::: Records provided
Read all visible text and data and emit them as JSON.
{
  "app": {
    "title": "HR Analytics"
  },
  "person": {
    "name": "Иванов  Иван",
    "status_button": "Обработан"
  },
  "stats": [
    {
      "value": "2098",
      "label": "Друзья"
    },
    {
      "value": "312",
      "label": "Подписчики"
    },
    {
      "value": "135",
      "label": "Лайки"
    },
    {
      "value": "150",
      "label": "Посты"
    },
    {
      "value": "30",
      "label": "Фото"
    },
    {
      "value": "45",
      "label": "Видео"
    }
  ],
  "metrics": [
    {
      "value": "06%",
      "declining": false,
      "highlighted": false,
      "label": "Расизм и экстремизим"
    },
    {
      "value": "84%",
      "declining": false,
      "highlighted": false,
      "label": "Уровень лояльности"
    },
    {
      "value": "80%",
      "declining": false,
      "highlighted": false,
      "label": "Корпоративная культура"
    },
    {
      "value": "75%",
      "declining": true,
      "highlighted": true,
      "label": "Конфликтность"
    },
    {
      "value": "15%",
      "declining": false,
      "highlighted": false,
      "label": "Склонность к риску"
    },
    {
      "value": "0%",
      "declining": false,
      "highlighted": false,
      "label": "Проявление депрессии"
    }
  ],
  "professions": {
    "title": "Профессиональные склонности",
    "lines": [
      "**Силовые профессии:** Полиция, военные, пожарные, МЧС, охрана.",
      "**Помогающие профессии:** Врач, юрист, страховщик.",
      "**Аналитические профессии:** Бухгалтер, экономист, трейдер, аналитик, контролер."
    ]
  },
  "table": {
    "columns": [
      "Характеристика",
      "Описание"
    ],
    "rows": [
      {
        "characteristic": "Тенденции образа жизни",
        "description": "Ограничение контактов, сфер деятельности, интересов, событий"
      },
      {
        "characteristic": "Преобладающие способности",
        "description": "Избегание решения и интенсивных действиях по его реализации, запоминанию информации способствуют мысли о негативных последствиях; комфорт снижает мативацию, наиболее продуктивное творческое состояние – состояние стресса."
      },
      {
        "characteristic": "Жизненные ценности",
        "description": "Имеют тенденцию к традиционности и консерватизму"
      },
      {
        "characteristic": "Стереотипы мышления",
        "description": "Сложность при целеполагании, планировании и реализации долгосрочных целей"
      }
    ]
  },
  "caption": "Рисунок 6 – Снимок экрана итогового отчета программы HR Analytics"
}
::::::
*Written exercise*:
Return the number of lines that include the word "Analytics", and nothing else.

*Expected answer*:
2